What this task involves:
Find the number of lines below in which the word "التي" appears, and write that number only.

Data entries
━━━━━━━━━━━━━━━━━━━━━━━━━━━━━━
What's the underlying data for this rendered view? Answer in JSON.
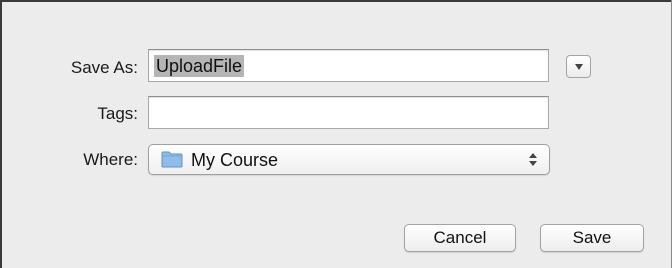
{
  "dialog": {
    "save_as_label": "Save As:",
    "save_as_value": "UploadFile",
    "tags_label": "Tags:",
    "tags_value": "",
    "where_label": "Where:",
    "where_value": "My Course"
  },
  "buttons": {
    "cancel": "Cancel",
    "save": "Save"
  },
  "icons": {
    "expand": "disclosure-triangle-icon",
    "location": "folder-icon",
    "popup_arrows": "up-down-arrows-icon"
  },
  "colors": {
    "background": "#ececec",
    "folder_blue": "#8fbde8",
    "selection": "#b5b5b5"
  }
}
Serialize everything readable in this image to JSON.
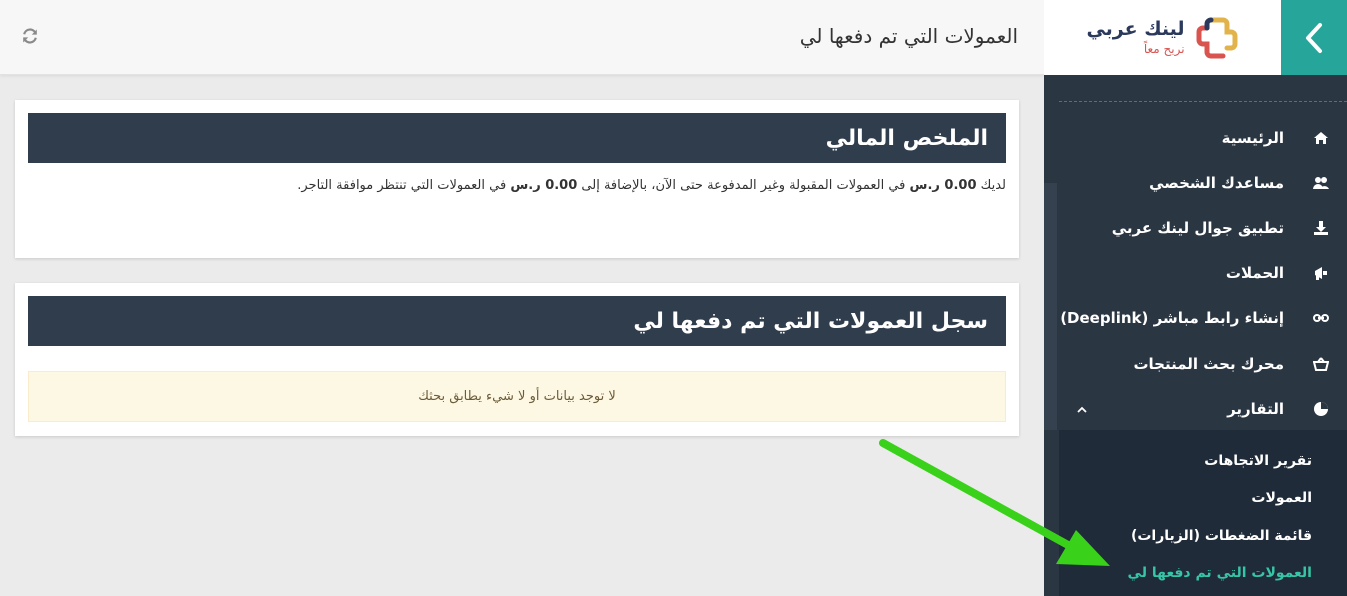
{
  "header": {
    "title": "العمولات التي تم دفعها لي",
    "refresh_icon": "refresh-icon"
  },
  "brand": {
    "name": "لينك عربي",
    "tagline": "نربح معاً",
    "colors": {
      "navy": "#2b3a5c",
      "red": "#d9534f",
      "gold": "#e2b34a"
    }
  },
  "sidebar": {
    "toggle_icon": "chevron-left-icon",
    "items": [
      {
        "label": "الرئيسية",
        "icon": "home-icon"
      },
      {
        "label": "مساعدك الشخصي",
        "icon": "users-icon"
      },
      {
        "label": "تطبيق جوال لينك عربي",
        "icon": "download-icon"
      },
      {
        "label": "الحملات",
        "icon": "campaign-icon"
      },
      {
        "label": "إنشاء رابط مباشر (Deeplink)",
        "icon": "link-icon"
      },
      {
        "label": "محرك بحث المنتجات",
        "icon": "basket-icon"
      },
      {
        "label": "التقارير",
        "icon": "pie-chart-icon",
        "expanded": true
      }
    ],
    "submenu": [
      {
        "label": "تقرير الاتجاهات"
      },
      {
        "label": "العمولات"
      },
      {
        "label": "قائمة الضغطات (الزيارات)"
      },
      {
        "label": "العمولات التي تم دفعها لي",
        "active": true
      }
    ]
  },
  "summary": {
    "title": "الملخص المالي",
    "text_1": "لديك",
    "amount_1": "0.00 ر.س",
    "text_2": "في العمولات المقبولة وغير المدفوعة حتى الآن، بالإضافة إلى",
    "amount_2": "0.00 ر.س",
    "text_3": "في العمولات التي تنتظر موافقة التاجر."
  },
  "history": {
    "title": "سجل العمولات التي تم دفعها لي",
    "empty_message": "لا توجد بيانات أو لا شيء يطابق بحثك"
  },
  "colors": {
    "accent": "#26a69a",
    "sidebar_bg": "#2b3643",
    "active_link": "#36c6a7",
    "portlet_title_bg": "#2f3d4d",
    "annotation_arrow": "#3ad11a"
  }
}
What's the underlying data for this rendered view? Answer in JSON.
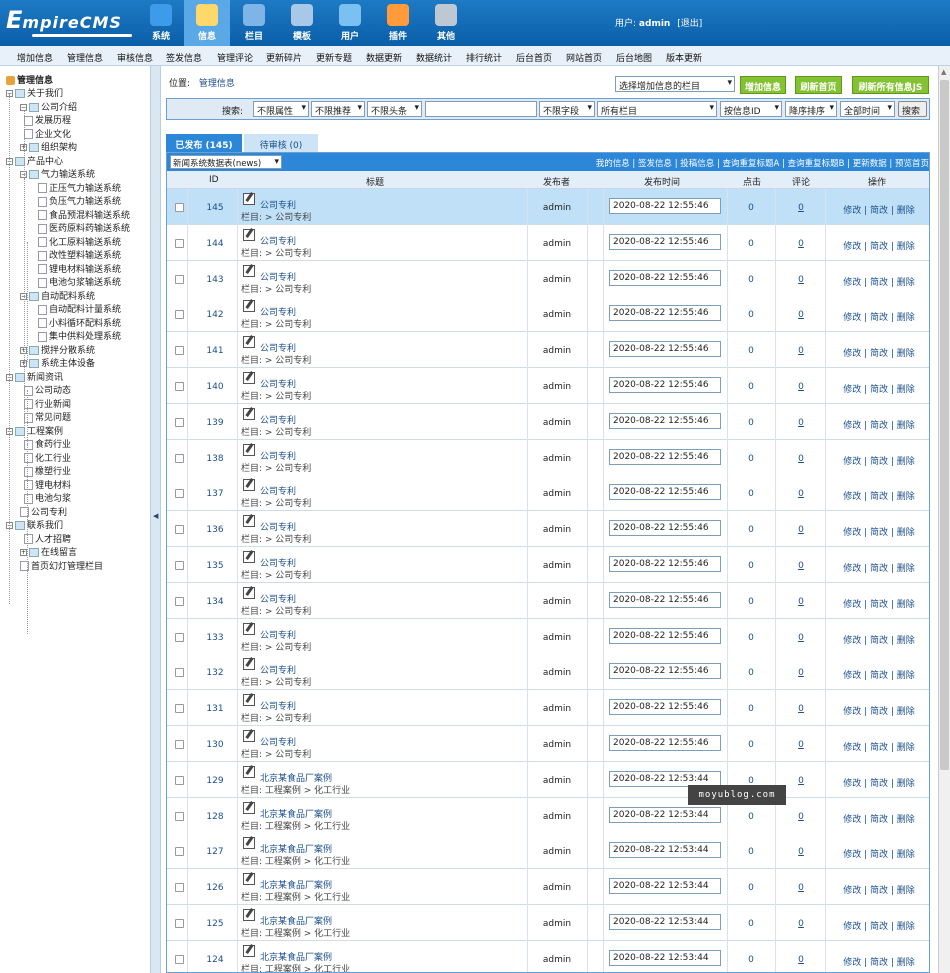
{
  "logo": {
    "first": "E",
    "rest": "mpireCMS"
  },
  "topnav": [
    {
      "label": "系统",
      "icon": "globe-icon"
    },
    {
      "label": "信息",
      "icon": "edit-icon"
    },
    {
      "label": "栏目",
      "icon": "folder-icon"
    },
    {
      "label": "模板",
      "icon": "template-icon"
    },
    {
      "label": "用户",
      "icon": "user-icon"
    },
    {
      "label": "插件",
      "icon": "tools-icon"
    },
    {
      "label": "其他",
      "icon": "gear-icon"
    }
  ],
  "user": {
    "prefix": "用户:",
    "name": "admin",
    "logout": "[退出]"
  },
  "menubar": [
    "增加信息",
    "管理信息",
    "审核信息",
    "签发信息",
    "管理评论",
    "更新碎片",
    "更新专题",
    "数据更新",
    "数据统计",
    "排行统计",
    "后台首页",
    "网站首页",
    "后台地图",
    "版本更新"
  ],
  "sidebar": {
    "title": "管理信息",
    "items": [
      {
        "label": "关于我们",
        "type": "folder",
        "level": 1
      },
      {
        "label": "公司介绍",
        "type": "folder",
        "level": 2
      },
      {
        "label": "发展历程",
        "type": "doc",
        "level": 3
      },
      {
        "label": "企业文化",
        "type": "doc",
        "level": 3
      },
      {
        "label": "组织架构",
        "type": "folder",
        "level": 2
      },
      {
        "label": "产品中心",
        "type": "folder",
        "level": 1
      },
      {
        "label": "气力输送系统",
        "type": "folder",
        "level": 2
      },
      {
        "label": "正压气力输送系统",
        "type": "doc",
        "level": 4
      },
      {
        "label": "负压气力输送系统",
        "type": "doc",
        "level": 4
      },
      {
        "label": "食品预混料输送系统",
        "type": "doc",
        "level": 4
      },
      {
        "label": "医药原料药输送系统",
        "type": "doc",
        "level": 4
      },
      {
        "label": "化工原料输送系统",
        "type": "doc",
        "level": 4
      },
      {
        "label": "改性塑料输送系统",
        "type": "doc",
        "level": 4
      },
      {
        "label": "锂电材料输送系统",
        "type": "doc",
        "level": 4
      },
      {
        "label": "电池匀浆输送系统",
        "type": "doc",
        "level": 4
      },
      {
        "label": "自动配料系统",
        "type": "folder",
        "level": 2
      },
      {
        "label": "自动配料计量系统",
        "type": "doc",
        "level": 4
      },
      {
        "label": "小料循环配料系统",
        "type": "doc",
        "level": 4
      },
      {
        "label": "集中供料处理系统",
        "type": "doc",
        "level": 4
      },
      {
        "label": "搅拌分散系统",
        "type": "folder",
        "level": 2
      },
      {
        "label": "系统主体设备",
        "type": "folder",
        "level": 2
      },
      {
        "label": "新闻资讯",
        "type": "folder",
        "level": 1
      },
      {
        "label": "公司动态",
        "type": "doc",
        "level": 3
      },
      {
        "label": "行业新闻",
        "type": "doc",
        "level": 3
      },
      {
        "label": "常见问题",
        "type": "doc",
        "level": 3
      },
      {
        "label": "工程案例",
        "type": "folder",
        "level": 1
      },
      {
        "label": "食药行业",
        "type": "doc",
        "level": 3
      },
      {
        "label": "化工行业",
        "type": "doc",
        "level": 3
      },
      {
        "label": "橡塑行业",
        "type": "doc",
        "level": 3
      },
      {
        "label": "锂电材料",
        "type": "doc",
        "level": 3
      },
      {
        "label": "电池匀浆",
        "type": "doc",
        "level": 3
      },
      {
        "label": "公司专利",
        "type": "doc",
        "level": 2
      },
      {
        "label": "联系我们",
        "type": "folder",
        "level": 1
      },
      {
        "label": "人才招聘",
        "type": "doc",
        "level": 3
      },
      {
        "label": "在线留言",
        "type": "folder",
        "level": 2
      },
      {
        "label": "首页幻灯管理栏目",
        "type": "doc",
        "level": 2
      }
    ]
  },
  "posbar": {
    "label": "位置:",
    "link": "管理信息"
  },
  "column_select": "选择增加信息的栏目",
  "buttons": {
    "add": "增加信息",
    "refresh": "刷新首页",
    "refresh_js": "刷新所有信息JS"
  },
  "search": {
    "label": "搜索:",
    "attr": "不限属性",
    "recommend": "不限推荐",
    "headline": "不限头条",
    "field": "不限字段",
    "column": "所有栏目",
    "order_by": "按信息ID",
    "order": "降序排序",
    "time": "全部时间",
    "submit": "搜索"
  },
  "tabs": {
    "published": "已发布 (145)",
    "pending": "待审核 (0)"
  },
  "table_module": "新闻系统数据表(news)",
  "header_links": "我的信息 | 签发信息 | 投稿信息 | 查询重复标题A | 查询重复标题B | 更新数据 | 预览首页",
  "columns": {
    "id": "ID",
    "title": "标题",
    "publisher": "发布者",
    "time": "发布时间",
    "clicks": "点击",
    "comments": "评论",
    "ops": "操作"
  },
  "rows": [
    {
      "id": "145",
      "title": "公司专利",
      "column": "栏目: > 公司专利",
      "publisher": "admin",
      "time": "2020-08-22 12:55:46",
      "clicks": "0",
      "comments": "0",
      "ops": "修改 | 简改 | 删除"
    },
    {
      "id": "144",
      "title": "公司专利",
      "column": "栏目: > 公司专利",
      "publisher": "admin",
      "time": "2020-08-22 12:55:46",
      "clicks": "0",
      "comments": "0",
      "ops": "修改 | 简改 | 删除"
    },
    {
      "id": "143",
      "title": "公司专利",
      "column": "栏目: > 公司专利",
      "publisher": "admin",
      "time": "2020-08-22 12:55:46",
      "clicks": "0",
      "comments": "0",
      "ops": "修改 | 简改 | 删除"
    },
    {
      "id": "142",
      "title": "公司专利",
      "column": "栏目: > 公司专利",
      "publisher": "admin",
      "time": "2020-08-22 12:55:46",
      "clicks": "0",
      "comments": "0",
      "ops": "修改 | 简改 | 删除"
    },
    {
      "id": "141",
      "title": "公司专利",
      "column": "栏目: > 公司专利",
      "publisher": "admin",
      "time": "2020-08-22 12:55:46",
      "clicks": "0",
      "comments": "0",
      "ops": "修改 | 简改 | 删除"
    },
    {
      "id": "140",
      "title": "公司专利",
      "column": "栏目: > 公司专利",
      "publisher": "admin",
      "time": "2020-08-22 12:55:46",
      "clicks": "0",
      "comments": "0",
      "ops": "修改 | 简改 | 删除"
    },
    {
      "id": "139",
      "title": "公司专利",
      "column": "栏目: > 公司专利",
      "publisher": "admin",
      "time": "2020-08-22 12:55:46",
      "clicks": "0",
      "comments": "0",
      "ops": "修改 | 简改 | 删除"
    },
    {
      "id": "138",
      "title": "公司专利",
      "column": "栏目: > 公司专利",
      "publisher": "admin",
      "time": "2020-08-22 12:55:46",
      "clicks": "0",
      "comments": "0",
      "ops": "修改 | 简改 | 删除"
    },
    {
      "id": "137",
      "title": "公司专利",
      "column": "栏目: > 公司专利",
      "publisher": "admin",
      "time": "2020-08-22 12:55:46",
      "clicks": "0",
      "comments": "0",
      "ops": "修改 | 简改 | 删除"
    },
    {
      "id": "136",
      "title": "公司专利",
      "column": "栏目: > 公司专利",
      "publisher": "admin",
      "time": "2020-08-22 12:55:46",
      "clicks": "0",
      "comments": "0",
      "ops": "修改 | 简改 | 删除"
    },
    {
      "id": "135",
      "title": "公司专利",
      "column": "栏目: > 公司专利",
      "publisher": "admin",
      "time": "2020-08-22 12:55:46",
      "clicks": "0",
      "comments": "0",
      "ops": "修改 | 简改 | 删除"
    },
    {
      "id": "134",
      "title": "公司专利",
      "column": "栏目: > 公司专利",
      "publisher": "admin",
      "time": "2020-08-22 12:55:46",
      "clicks": "0",
      "comments": "0",
      "ops": "修改 | 简改 | 删除"
    },
    {
      "id": "133",
      "title": "公司专利",
      "column": "栏目: > 公司专利",
      "publisher": "admin",
      "time": "2020-08-22 12:55:46",
      "clicks": "0",
      "comments": "0",
      "ops": "修改 | 简改 | 删除"
    },
    {
      "id": "132",
      "title": "公司专利",
      "column": "栏目: > 公司专利",
      "publisher": "admin",
      "time": "2020-08-22 12:55:46",
      "clicks": "0",
      "comments": "0",
      "ops": "修改 | 简改 | 删除"
    },
    {
      "id": "131",
      "title": "公司专利",
      "column": "栏目: > 公司专利",
      "publisher": "admin",
      "time": "2020-08-22 12:55:46",
      "clicks": "0",
      "comments": "0",
      "ops": "修改 | 简改 | 删除"
    },
    {
      "id": "130",
      "title": "公司专利",
      "column": "栏目: > 公司专利",
      "publisher": "admin",
      "time": "2020-08-22 12:55:46",
      "clicks": "0",
      "comments": "0",
      "ops": "修改 | 简改 | 删除"
    },
    {
      "id": "129",
      "title": "北京某食品厂案例",
      "column": "栏目: 工程案例 > 化工行业",
      "publisher": "admin",
      "time": "2020-08-22 12:53:44",
      "clicks": "0",
      "comments": "0",
      "ops": "修改 | 简改 | 删除"
    },
    {
      "id": "128",
      "title": "北京某食品厂案例",
      "column": "栏目: 工程案例 > 化工行业",
      "publisher": "admin",
      "time": "2020-08-22 12:53:44",
      "clicks": "0",
      "comments": "0",
      "ops": "修改 | 简改 | 删除"
    },
    {
      "id": "127",
      "title": "北京某食品厂案例",
      "column": "栏目: 工程案例 > 化工行业",
      "publisher": "admin",
      "time": "2020-08-22 12:53:44",
      "clicks": "0",
      "comments": "0",
      "ops": "修改 | 简改 | 删除"
    },
    {
      "id": "126",
      "title": "北京某食品厂案例",
      "column": "栏目: 工程案例 > 化工行业",
      "publisher": "admin",
      "time": "2020-08-22 12:53:44",
      "clicks": "0",
      "comments": "0",
      "ops": "修改 | 简改 | 删除"
    },
    {
      "id": "125",
      "title": "北京某食品厂案例",
      "column": "栏目: 工程案例 > 化工行业",
      "publisher": "admin",
      "time": "2020-08-22 12:53:44",
      "clicks": "0",
      "comments": "0",
      "ops": "修改 | 简改 | 删除"
    },
    {
      "id": "124",
      "title": "北京某食品厂案例",
      "column": "栏目: 工程案例 > 化工行业",
      "publisher": "admin",
      "time": "2020-08-22 12:53:44",
      "clicks": "0",
      "comments": "0",
      "ops": "修改 | 简改 | 删除"
    }
  ],
  "watermark": "moyublog.com",
  "colors": {
    "topbar": "#0b5ea8",
    "active_nav": "#5aa8e6",
    "green_btn": "#84c233",
    "tab_active": "#2c87d8",
    "row_highlight": "#bfe0f7"
  }
}
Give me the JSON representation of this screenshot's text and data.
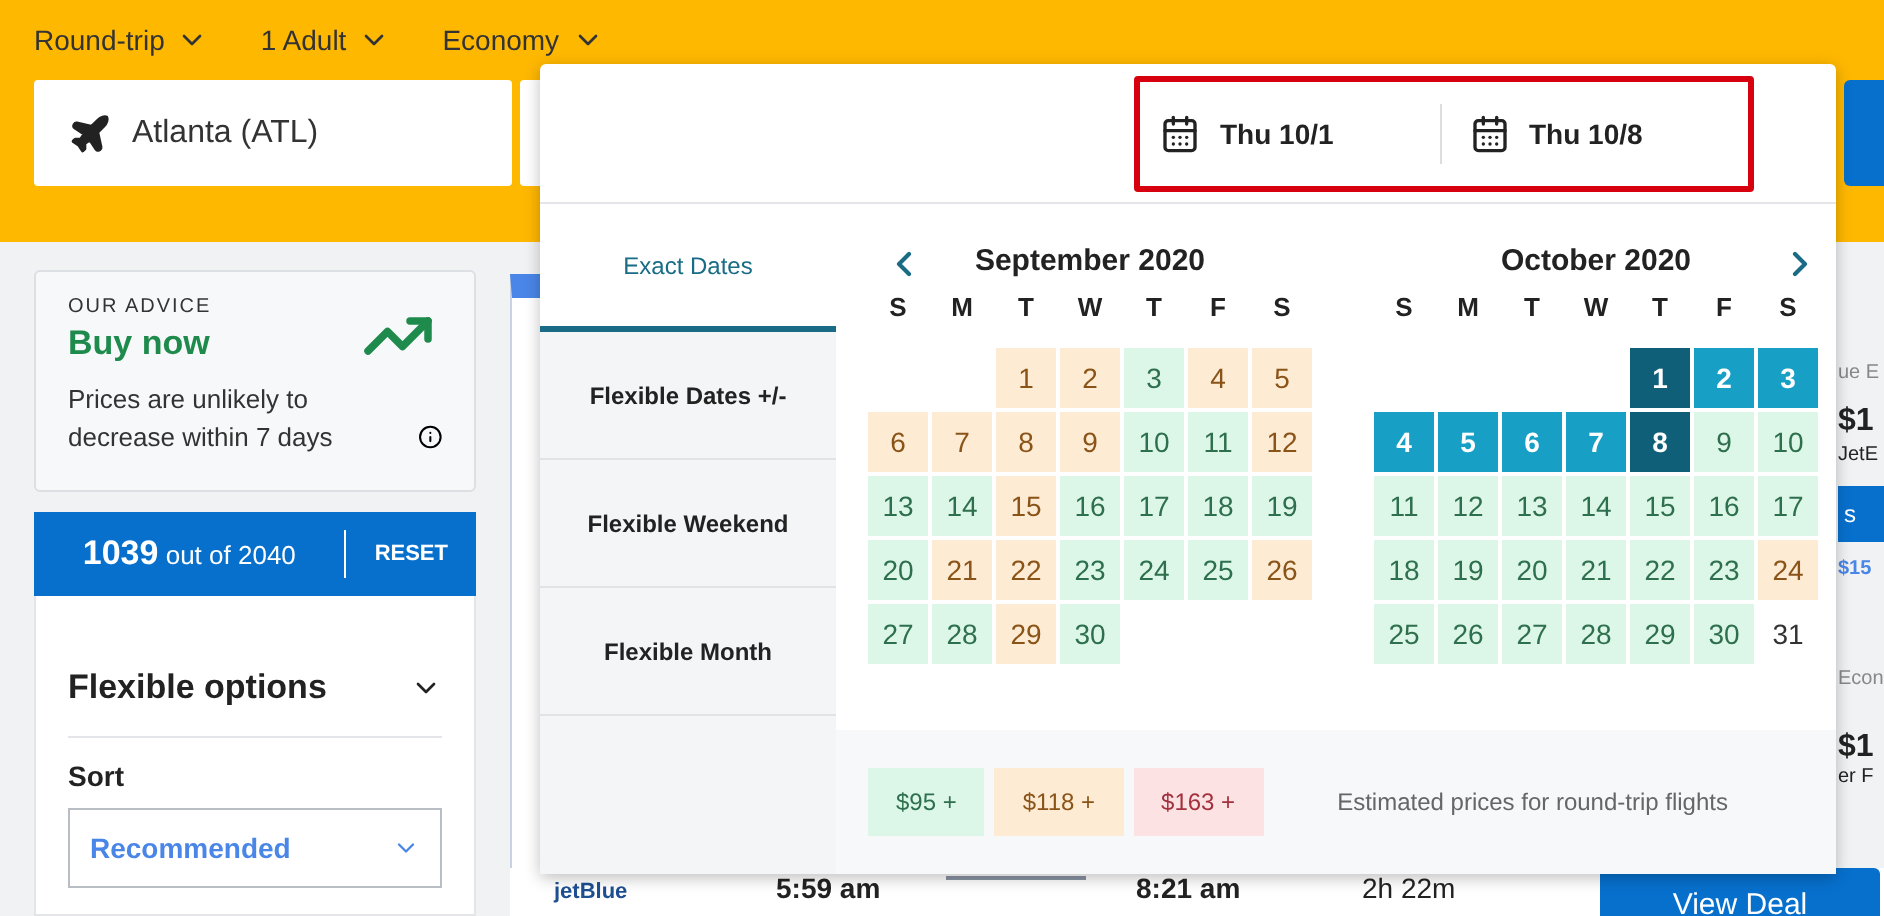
━━━━━━━━━━━━━━━━━━━━━━━━━━━━━━
Solution for this problem:
4